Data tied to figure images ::
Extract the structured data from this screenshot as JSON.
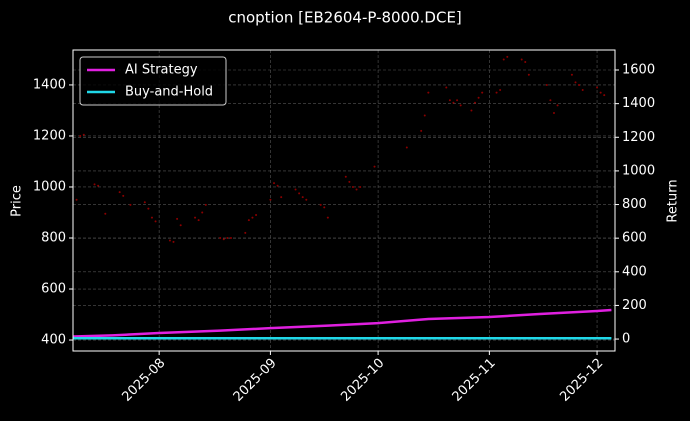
{
  "chart_data": {
    "type": "line",
    "title": "cnoption [EB2604-P-8000.DCE]",
    "ylabel": "Price",
    "y2label": "Return",
    "xlim": [
      189,
      340
    ],
    "ylim": [
      357,
      1537
    ],
    "y2lim": [
      -71,
      1719
    ],
    "xticks": [
      {
        "value": 213,
        "label": "2025-08"
      },
      {
        "value": 244,
        "label": "2025-09"
      },
      {
        "value": 274,
        "label": "2025-10"
      },
      {
        "value": 305,
        "label": "2025-11"
      },
      {
        "value": 335,
        "label": "2025-12"
      }
    ],
    "yticks": [
      400,
      600,
      800,
      1000,
      1200,
      1400
    ],
    "y2ticks": [
      0,
      200,
      400,
      600,
      800,
      1000,
      1200,
      1400,
      1600
    ],
    "grid": true,
    "legend": "upper left",
    "price": {
      "type": "scatter",
      "color": "#8b0000",
      "x": [
        190,
        191,
        192,
        195,
        196,
        198,
        202,
        203,
        205,
        209,
        210,
        211,
        212,
        216,
        217,
        218,
        219,
        223,
        224,
        225,
        226,
        230,
        231,
        232,
        233,
        237,
        238,
        239,
        240,
        244,
        245,
        246,
        247,
        251,
        252,
        253,
        254,
        258,
        259,
        260,
        265,
        266,
        267,
        268,
        269,
        273,
        282,
        286,
        287,
        288,
        293,
        294,
        295,
        296,
        297,
        300,
        301,
        302,
        303,
        307,
        308,
        309,
        310,
        314,
        315,
        316,
        321,
        322,
        323,
        324,
        328,
        329,
        330,
        331,
        335,
        336,
        337
      ],
      "values": [
        950,
        1200,
        1205,
        1010,
        1005,
        895,
        980,
        965,
        930,
        940,
        915,
        880,
        865,
        790,
        785,
        875,
        850,
        880,
        870,
        900,
        930,
        800,
        795,
        800,
        800,
        820,
        870,
        880,
        890,
        950,
        1015,
        1005,
        960,
        990,
        975,
        960,
        950,
        930,
        920,
        880,
        1040,
        1020,
        1000,
        990,
        1000,
        1080,
        1155,
        1220,
        1280,
        1370,
        1390,
        1340,
        1330,
        1340,
        1320,
        1300,
        1330,
        1350,
        1370,
        1370,
        1380,
        1500,
        1510,
        1500,
        1490,
        1440,
        1400,
        1340,
        1290,
        1320,
        1440,
        1410,
        1400,
        1380,
        1390,
        1370,
        1360
      ]
    },
    "series": [
      {
        "name": "AI Strategy",
        "color": "#e020e0",
        "axis": "y2",
        "x": [
          189,
          200,
          213,
          230,
          244,
          260,
          274,
          288,
          305,
          319,
          329,
          335,
          339
        ],
        "values": [
          15,
          22,
          36,
          50,
          65,
          80,
          95,
          119,
          131,
          149,
          160,
          167,
          173
        ]
      },
      {
        "name": "Buy-and-Hold",
        "color": "#20d8e8",
        "axis": "y2",
        "x": [
          189,
          339
        ],
        "values": [
          5,
          5
        ]
      }
    ]
  }
}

Aim of the exercise :: Copy out the whole listing exactly, and don't carry over any pictures.

Result for this exercise ::
Extract the structured data from this screenshot as JSON.
{
  "chart_data": {
    "type": "line",
    "title": "cnoption [EB2604-P-8000.DCE]",
    "ylabel": "Price",
    "y2label": "Return",
    "xlim": [
      189,
      340
    ],
    "ylim": [
      357,
      1537
    ],
    "y2lim": [
      -71,
      1719
    ],
    "xticks": [
      {
        "value": 213,
        "label": "2025-08"
      },
      {
        "value": 244,
        "label": "2025-09"
      },
      {
        "value": 274,
        "label": "2025-10"
      },
      {
        "value": 305,
        "label": "2025-11"
      },
      {
        "value": 335,
        "label": "2025-12"
      }
    ],
    "yticks": [
      400,
      600,
      800,
      1000,
      1200,
      1400
    ],
    "y2ticks": [
      0,
      200,
      400,
      600,
      800,
      1000,
      1200,
      1400,
      1600
    ],
    "grid": true,
    "legend": "upper left",
    "price": {
      "type": "scatter",
      "color": "#8b0000",
      "x": [
        190,
        191,
        192,
        195,
        196,
        198,
        202,
        203,
        205,
        209,
        210,
        211,
        212,
        216,
        217,
        218,
        219,
        223,
        224,
        225,
        226,
        230,
        231,
        232,
        233,
        237,
        238,
        239,
        240,
        244,
        245,
        246,
        247,
        251,
        252,
        253,
        254,
        258,
        259,
        260,
        265,
        266,
        267,
        268,
        269,
        273,
        282,
        286,
        287,
        288,
        293,
        294,
        295,
        296,
        297,
        300,
        301,
        302,
        303,
        307,
        308,
        309,
        310,
        314,
        315,
        316,
        321,
        322,
        323,
        324,
        328,
        329,
        330,
        331,
        335,
        336,
        337
      ],
      "values": [
        950,
        1200,
        1205,
        1010,
        1005,
        895,
        980,
        965,
        930,
        940,
        915,
        880,
        865,
        790,
        785,
        875,
        850,
        880,
        870,
        900,
        930,
        800,
        795,
        800,
        800,
        820,
        870,
        880,
        890,
        950,
        1015,
        1005,
        960,
        990,
        975,
        960,
        950,
        930,
        920,
        880,
        1040,
        1020,
        1000,
        990,
        1000,
        1080,
        1155,
        1220,
        1280,
        1370,
        1390,
        1340,
        1330,
        1340,
        1320,
        1300,
        1330,
        1350,
        1370,
        1370,
        1380,
        1500,
        1510,
        1500,
        1490,
        1440,
        1400,
        1340,
        1290,
        1320,
        1440,
        1410,
        1400,
        1380,
        1390,
        1370,
        1360
      ]
    },
    "series": [
      {
        "name": "AI Strategy",
        "color": "#e020e0",
        "axis": "y2",
        "x": [
          189,
          200,
          213,
          230,
          244,
          260,
          274,
          288,
          305,
          319,
          329,
          335,
          339
        ],
        "values": [
          15,
          22,
          36,
          50,
          65,
          80,
          95,
          119,
          131,
          149,
          160,
          167,
          173
        ]
      },
      {
        "name": "Buy-and-Hold",
        "color": "#20d8e8",
        "axis": "y2",
        "x": [
          189,
          339
        ],
        "values": [
          5,
          5
        ]
      }
    ]
  }
}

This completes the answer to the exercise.